• [Directions] Reproduce every line of the data below word for word, with no changes.
** begin Listed entries **
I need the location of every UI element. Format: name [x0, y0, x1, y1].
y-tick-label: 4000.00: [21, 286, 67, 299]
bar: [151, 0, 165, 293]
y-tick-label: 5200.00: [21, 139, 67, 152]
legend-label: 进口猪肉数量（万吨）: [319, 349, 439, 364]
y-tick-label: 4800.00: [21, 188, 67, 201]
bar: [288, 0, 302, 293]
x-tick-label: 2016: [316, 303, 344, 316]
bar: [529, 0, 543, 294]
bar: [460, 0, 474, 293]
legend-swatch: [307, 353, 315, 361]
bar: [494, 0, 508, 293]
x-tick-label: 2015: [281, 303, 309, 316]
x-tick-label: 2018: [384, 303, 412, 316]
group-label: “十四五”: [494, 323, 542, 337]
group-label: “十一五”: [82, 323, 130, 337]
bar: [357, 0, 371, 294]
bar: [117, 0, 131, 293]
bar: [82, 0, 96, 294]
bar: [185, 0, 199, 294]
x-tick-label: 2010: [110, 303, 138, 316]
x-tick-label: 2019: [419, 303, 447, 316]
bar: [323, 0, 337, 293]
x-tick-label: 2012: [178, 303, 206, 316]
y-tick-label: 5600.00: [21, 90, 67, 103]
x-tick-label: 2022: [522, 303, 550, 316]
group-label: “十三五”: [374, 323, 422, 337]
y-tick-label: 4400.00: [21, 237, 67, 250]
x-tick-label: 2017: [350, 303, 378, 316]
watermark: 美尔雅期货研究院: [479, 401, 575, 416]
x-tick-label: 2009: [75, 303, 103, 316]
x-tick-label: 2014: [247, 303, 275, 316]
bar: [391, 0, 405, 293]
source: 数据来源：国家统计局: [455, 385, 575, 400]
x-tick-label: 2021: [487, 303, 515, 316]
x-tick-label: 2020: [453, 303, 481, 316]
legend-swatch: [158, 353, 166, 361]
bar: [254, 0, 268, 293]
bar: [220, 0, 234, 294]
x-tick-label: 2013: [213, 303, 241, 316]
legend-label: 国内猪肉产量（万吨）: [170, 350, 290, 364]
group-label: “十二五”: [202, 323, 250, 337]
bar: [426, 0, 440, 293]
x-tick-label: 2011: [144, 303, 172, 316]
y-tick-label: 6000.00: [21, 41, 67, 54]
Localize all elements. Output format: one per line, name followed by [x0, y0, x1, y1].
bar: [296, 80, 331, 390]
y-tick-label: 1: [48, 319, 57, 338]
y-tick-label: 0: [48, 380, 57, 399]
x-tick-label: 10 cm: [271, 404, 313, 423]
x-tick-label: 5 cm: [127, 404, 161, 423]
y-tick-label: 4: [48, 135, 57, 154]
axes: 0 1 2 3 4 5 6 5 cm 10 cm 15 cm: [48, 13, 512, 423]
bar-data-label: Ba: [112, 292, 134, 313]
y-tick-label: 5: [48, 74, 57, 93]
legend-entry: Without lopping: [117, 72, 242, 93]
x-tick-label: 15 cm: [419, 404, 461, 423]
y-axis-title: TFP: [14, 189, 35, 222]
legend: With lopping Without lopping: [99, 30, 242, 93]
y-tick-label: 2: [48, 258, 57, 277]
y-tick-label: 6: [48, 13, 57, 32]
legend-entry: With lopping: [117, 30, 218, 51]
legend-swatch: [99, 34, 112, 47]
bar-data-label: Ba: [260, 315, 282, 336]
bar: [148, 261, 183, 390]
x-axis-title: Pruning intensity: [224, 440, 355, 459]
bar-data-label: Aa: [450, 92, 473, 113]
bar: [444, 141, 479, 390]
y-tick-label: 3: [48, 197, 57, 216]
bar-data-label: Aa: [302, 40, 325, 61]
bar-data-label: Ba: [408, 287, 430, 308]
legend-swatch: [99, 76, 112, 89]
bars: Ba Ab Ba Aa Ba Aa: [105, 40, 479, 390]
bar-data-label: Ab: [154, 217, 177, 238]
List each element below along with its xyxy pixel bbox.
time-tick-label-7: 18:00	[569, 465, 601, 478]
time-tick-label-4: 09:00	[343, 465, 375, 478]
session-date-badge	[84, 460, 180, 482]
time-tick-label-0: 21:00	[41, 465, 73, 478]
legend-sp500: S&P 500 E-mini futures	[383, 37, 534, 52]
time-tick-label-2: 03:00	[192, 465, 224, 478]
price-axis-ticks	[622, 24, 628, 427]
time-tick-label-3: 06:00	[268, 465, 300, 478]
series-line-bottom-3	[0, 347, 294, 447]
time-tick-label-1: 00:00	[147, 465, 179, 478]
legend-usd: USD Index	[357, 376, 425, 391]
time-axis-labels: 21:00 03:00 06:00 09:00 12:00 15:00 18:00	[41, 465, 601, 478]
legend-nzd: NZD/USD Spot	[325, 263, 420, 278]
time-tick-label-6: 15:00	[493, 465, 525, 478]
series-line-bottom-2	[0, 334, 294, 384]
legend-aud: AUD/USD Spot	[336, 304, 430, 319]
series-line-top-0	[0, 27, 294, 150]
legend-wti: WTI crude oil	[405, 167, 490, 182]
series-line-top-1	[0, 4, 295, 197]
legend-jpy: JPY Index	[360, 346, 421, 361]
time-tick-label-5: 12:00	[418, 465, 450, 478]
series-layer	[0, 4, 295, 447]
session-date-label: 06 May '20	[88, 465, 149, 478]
** end Listed entries **
• [Full solution]
I need the location of every UI element. Format: name [x0, y0, x1, y1].
y-tick-label: 4000.00: [21, 286, 67, 299]
bar: [151, 0, 165, 293]
y-tick-label: 5200.00: [21, 139, 67, 152]
legend-label: 进口猪肉数量（万吨）: [319, 349, 439, 364]
y-tick-label: 4800.00: [21, 188, 67, 201]
bar: [288, 0, 302, 293]
x-tick-label: 2016: [316, 303, 344, 316]
bar: [529, 0, 543, 294]
bar: [460, 0, 474, 293]
legend-swatch: [307, 353, 315, 361]
bar: [494, 0, 508, 293]
x-tick-label: 2015: [281, 303, 309, 316]
x-tick-label: 2018: [384, 303, 412, 316]
group-label: “十四五”: [494, 323, 542, 337]
group-label: “十一五”: [82, 323, 130, 337]
bar: [357, 0, 371, 294]
bar: [117, 0, 131, 293]
bar: [82, 0, 96, 294]
bar: [185, 0, 199, 294]
x-tick-label: 2010: [110, 303, 138, 316]
x-tick-label: 2019: [419, 303, 447, 316]
bar: [323, 0, 337, 293]
x-tick-label: 2012: [178, 303, 206, 316]
y-tick-label: 5600.00: [21, 90, 67, 103]
x-tick-label: 2022: [522, 303, 550, 316]
group-label: “十三五”: [374, 323, 422, 337]
y-tick-label: 4400.00: [21, 237, 67, 250]
x-tick-label: 2017: [350, 303, 378, 316]
watermark: 美尔雅期货研究院: [479, 401, 575, 416]
x-tick-label: 2009: [75, 303, 103, 316]
x-tick-label: 2014: [247, 303, 275, 316]
bar: [391, 0, 405, 293]
source: 数据来源：国家统计局: [455, 385, 575, 400]
x-tick-label: 2021: [487, 303, 515, 316]
x-tick-label: 2020: [453, 303, 481, 316]
legend-swatch: [158, 353, 166, 361]
bar: [254, 0, 268, 293]
bar: [220, 0, 234, 294]
x-tick-label: 2013: [213, 303, 241, 316]
legend-label: 国内猪肉产量（万吨）: [170, 350, 290, 364]
group-label: “十二五”: [202, 323, 250, 337]
bar: [426, 0, 440, 293]
x-tick-label: 2011: [144, 303, 172, 316]
y-tick-label: 6000.00: [21, 41, 67, 54]
Localize all elements. Output format: one per line, name followed by [x0, y0, x1, y1].
bar: [296, 80, 331, 390]
y-tick-label: 1: [48, 319, 57, 338]
y-tick-label: 0: [48, 380, 57, 399]
x-tick-label: 10 cm: [271, 404, 313, 423]
x-tick-label: 5 cm: [127, 404, 161, 423]
y-tick-label: 4: [48, 135, 57, 154]
axes: 0 1 2 3 4 5 6 5 cm 10 cm 15 cm: [48, 13, 512, 423]
bar-data-label: Ba: [112, 292, 134, 313]
y-tick-label: 5: [48, 74, 57, 93]
legend-entry: Without lopping: [117, 72, 242, 93]
x-tick-label: 15 cm: [419, 404, 461, 423]
y-axis-title: TFP: [14, 189, 35, 222]
legend: With lopping Without lopping: [99, 30, 242, 93]
y-tick-label: 2: [48, 258, 57, 277]
y-tick-label: 6: [48, 13, 57, 32]
legend-entry: With lopping: [117, 30, 218, 51]
legend-swatch: [99, 34, 112, 47]
bar-data-label: Ba: [260, 315, 282, 336]
bar: [148, 261, 183, 390]
x-axis-title: Pruning intensity: [224, 440, 355, 459]
bar-data-label: Aa: [450, 92, 473, 113]
bar: [444, 141, 479, 390]
y-tick-label: 3: [48, 197, 57, 216]
bar-data-label: Aa: [302, 40, 325, 61]
bar-data-label: Ba: [408, 287, 430, 308]
legend-swatch: [99, 76, 112, 89]
bars: Ba Ab Ba Aa Ba Aa: [105, 40, 479, 390]
bar-data-label: Ab: [154, 217, 177, 238]
List each element below along with its xyxy pixel bbox.
time-tick-label-7: 18:00	[569, 465, 601, 478]
time-tick-label-4: 09:00	[343, 465, 375, 478]
session-date-badge	[84, 460, 180, 482]
time-tick-label-0: 21:00	[41, 465, 73, 478]
legend-sp500: S&P 500 E-mini futures	[383, 37, 534, 52]
time-tick-label-2: 03:00	[192, 465, 224, 478]
price-axis-ticks	[622, 24, 628, 427]
time-tick-label-3: 06:00	[268, 465, 300, 478]
series-line-bottom-3	[0, 347, 294, 447]
time-tick-label-1: 00:00	[147, 465, 179, 478]
legend-usd: USD Index	[357, 376, 425, 391]
time-axis-labels: 21:00 03:00 06:00 09:00 12:00 15:00 18:00	[41, 465, 601, 478]
legend-nzd: NZD/USD Spot	[325, 263, 420, 278]
time-tick-label-6: 15:00	[493, 465, 525, 478]
series-line-bottom-2	[0, 334, 294, 384]
legend-aud: AUD/USD Spot	[336, 304, 430, 319]
series-line-top-0	[0, 27, 294, 150]
legend-wti: WTI crude oil	[405, 167, 490, 182]
series-line-top-1	[0, 4, 295, 197]
legend-jpy: JPY Index	[360, 346, 421, 361]
time-tick-label-5: 12:00	[418, 465, 450, 478]
series-layer	[0, 4, 295, 447]
session-date-label: 06 May '20	[88, 465, 149, 478]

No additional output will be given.